### TASK REQUIREMENTS
Copy each line in which the string "declines" occurs.

[Dataset listings of figures]
□ □ □

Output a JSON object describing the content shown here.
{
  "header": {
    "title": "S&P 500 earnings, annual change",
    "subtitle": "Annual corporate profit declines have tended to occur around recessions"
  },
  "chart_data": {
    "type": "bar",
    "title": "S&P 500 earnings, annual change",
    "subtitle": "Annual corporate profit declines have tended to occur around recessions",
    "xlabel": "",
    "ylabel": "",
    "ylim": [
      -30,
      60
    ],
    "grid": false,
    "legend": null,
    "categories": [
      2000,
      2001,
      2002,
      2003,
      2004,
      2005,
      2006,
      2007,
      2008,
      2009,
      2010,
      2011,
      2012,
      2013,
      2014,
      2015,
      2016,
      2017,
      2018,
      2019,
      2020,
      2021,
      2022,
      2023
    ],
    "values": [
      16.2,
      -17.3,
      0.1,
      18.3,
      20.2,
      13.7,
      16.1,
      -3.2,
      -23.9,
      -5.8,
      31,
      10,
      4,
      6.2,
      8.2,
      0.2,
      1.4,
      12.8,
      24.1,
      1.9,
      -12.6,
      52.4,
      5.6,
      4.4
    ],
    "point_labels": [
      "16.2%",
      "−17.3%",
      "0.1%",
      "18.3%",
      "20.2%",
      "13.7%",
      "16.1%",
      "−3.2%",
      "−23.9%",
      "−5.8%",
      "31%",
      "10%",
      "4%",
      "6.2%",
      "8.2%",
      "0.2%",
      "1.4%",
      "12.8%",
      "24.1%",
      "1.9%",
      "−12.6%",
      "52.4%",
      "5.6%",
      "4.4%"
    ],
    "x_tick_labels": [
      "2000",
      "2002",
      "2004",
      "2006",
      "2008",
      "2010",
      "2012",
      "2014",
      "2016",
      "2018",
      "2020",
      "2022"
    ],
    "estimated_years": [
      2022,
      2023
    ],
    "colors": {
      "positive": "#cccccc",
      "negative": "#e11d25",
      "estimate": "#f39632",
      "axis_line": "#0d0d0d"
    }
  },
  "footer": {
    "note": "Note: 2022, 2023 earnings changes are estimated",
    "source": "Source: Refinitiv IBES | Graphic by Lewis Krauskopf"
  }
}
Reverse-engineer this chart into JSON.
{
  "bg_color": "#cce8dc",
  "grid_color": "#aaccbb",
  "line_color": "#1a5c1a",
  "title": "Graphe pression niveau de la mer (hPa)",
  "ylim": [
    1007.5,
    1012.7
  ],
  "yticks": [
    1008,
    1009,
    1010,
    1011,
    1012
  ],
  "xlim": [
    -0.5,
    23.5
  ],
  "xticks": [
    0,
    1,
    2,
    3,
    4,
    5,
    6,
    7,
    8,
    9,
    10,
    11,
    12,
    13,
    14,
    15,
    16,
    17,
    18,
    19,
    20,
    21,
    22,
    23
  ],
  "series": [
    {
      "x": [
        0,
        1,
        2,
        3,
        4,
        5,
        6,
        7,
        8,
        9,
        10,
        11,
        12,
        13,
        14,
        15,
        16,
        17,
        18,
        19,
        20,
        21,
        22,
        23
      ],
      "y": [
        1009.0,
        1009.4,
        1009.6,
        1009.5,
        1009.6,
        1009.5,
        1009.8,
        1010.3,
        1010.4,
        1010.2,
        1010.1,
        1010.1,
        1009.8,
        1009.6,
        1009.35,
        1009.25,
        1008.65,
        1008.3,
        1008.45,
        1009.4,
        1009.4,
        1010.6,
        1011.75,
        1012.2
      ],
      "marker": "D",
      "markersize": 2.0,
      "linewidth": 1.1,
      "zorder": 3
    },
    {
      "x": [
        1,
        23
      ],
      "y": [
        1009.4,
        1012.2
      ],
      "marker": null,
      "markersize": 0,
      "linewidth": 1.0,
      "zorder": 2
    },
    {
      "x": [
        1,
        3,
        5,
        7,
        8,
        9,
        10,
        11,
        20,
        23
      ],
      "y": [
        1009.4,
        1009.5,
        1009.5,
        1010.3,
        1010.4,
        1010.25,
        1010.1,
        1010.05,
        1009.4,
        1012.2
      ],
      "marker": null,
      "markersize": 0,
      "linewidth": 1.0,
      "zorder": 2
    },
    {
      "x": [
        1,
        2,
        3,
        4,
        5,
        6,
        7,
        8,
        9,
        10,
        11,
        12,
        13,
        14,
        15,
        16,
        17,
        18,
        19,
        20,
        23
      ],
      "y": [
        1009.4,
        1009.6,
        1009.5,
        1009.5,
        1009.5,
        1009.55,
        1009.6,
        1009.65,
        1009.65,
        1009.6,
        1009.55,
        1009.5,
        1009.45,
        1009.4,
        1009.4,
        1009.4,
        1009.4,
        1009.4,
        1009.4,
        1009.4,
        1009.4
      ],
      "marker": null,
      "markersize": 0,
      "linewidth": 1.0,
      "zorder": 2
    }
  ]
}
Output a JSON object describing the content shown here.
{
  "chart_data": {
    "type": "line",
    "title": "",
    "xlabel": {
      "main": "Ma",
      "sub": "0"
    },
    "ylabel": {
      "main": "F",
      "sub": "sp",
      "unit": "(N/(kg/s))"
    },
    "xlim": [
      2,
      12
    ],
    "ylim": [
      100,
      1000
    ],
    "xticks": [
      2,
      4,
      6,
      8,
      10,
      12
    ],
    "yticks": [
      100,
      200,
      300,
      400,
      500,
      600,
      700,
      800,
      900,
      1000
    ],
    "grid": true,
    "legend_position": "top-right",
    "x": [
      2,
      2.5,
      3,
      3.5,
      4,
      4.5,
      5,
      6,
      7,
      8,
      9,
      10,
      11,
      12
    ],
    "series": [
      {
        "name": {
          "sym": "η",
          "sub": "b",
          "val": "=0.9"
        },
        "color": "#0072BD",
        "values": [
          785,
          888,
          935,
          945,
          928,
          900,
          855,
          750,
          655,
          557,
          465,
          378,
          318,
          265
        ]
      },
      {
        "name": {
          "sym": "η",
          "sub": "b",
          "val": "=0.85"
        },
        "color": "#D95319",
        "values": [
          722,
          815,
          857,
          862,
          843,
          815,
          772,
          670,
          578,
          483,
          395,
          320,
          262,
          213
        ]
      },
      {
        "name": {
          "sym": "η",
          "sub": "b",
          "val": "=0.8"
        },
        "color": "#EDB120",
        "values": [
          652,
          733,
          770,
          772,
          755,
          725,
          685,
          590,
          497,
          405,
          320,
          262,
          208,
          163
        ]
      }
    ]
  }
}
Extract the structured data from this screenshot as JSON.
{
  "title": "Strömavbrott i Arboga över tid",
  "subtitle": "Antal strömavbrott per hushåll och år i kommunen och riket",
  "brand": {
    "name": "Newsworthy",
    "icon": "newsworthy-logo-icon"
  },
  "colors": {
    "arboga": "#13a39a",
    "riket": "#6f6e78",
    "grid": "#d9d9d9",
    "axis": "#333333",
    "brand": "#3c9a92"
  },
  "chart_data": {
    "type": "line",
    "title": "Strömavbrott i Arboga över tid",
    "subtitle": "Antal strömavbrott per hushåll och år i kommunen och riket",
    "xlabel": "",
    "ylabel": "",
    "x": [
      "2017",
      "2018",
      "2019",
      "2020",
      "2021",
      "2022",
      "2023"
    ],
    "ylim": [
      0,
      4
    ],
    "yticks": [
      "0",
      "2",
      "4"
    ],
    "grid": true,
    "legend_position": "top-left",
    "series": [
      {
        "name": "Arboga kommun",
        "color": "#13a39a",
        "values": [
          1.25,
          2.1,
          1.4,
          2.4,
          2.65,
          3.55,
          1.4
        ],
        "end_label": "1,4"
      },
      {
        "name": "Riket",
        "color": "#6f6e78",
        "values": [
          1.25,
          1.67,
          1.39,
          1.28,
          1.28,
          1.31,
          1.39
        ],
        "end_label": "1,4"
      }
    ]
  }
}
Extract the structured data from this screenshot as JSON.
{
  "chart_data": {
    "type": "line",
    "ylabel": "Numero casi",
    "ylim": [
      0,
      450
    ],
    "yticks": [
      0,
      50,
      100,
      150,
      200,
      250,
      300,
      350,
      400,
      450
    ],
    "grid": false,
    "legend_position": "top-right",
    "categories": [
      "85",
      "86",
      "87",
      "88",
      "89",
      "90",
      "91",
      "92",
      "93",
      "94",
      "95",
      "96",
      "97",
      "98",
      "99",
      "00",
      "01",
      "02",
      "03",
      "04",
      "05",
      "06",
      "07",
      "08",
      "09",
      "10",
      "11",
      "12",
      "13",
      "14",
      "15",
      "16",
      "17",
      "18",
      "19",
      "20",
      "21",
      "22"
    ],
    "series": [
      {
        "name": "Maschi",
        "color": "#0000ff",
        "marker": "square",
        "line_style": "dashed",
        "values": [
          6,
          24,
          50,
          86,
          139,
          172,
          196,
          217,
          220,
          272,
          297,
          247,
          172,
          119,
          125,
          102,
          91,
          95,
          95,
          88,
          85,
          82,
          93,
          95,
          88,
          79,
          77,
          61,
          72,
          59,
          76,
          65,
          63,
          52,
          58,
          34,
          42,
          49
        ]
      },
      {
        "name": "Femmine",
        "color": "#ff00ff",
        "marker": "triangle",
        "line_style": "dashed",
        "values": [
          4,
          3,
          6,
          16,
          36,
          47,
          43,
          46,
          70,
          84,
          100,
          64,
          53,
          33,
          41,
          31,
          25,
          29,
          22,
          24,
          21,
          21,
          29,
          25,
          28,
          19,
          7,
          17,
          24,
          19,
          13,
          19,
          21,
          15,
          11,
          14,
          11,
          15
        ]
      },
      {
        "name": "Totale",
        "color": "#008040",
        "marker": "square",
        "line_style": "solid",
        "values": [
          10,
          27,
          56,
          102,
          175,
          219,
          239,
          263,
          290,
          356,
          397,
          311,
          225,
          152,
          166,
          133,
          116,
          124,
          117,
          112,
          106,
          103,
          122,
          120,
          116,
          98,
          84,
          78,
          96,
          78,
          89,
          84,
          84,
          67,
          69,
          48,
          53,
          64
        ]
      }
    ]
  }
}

□ □ □

### RESPONSE TO THE TASK
    "subtitle": "Annual corporate profit declines have tended to occur around recessions"
    "subtitle": "Annual corporate profit declines have tended to occur around recessions",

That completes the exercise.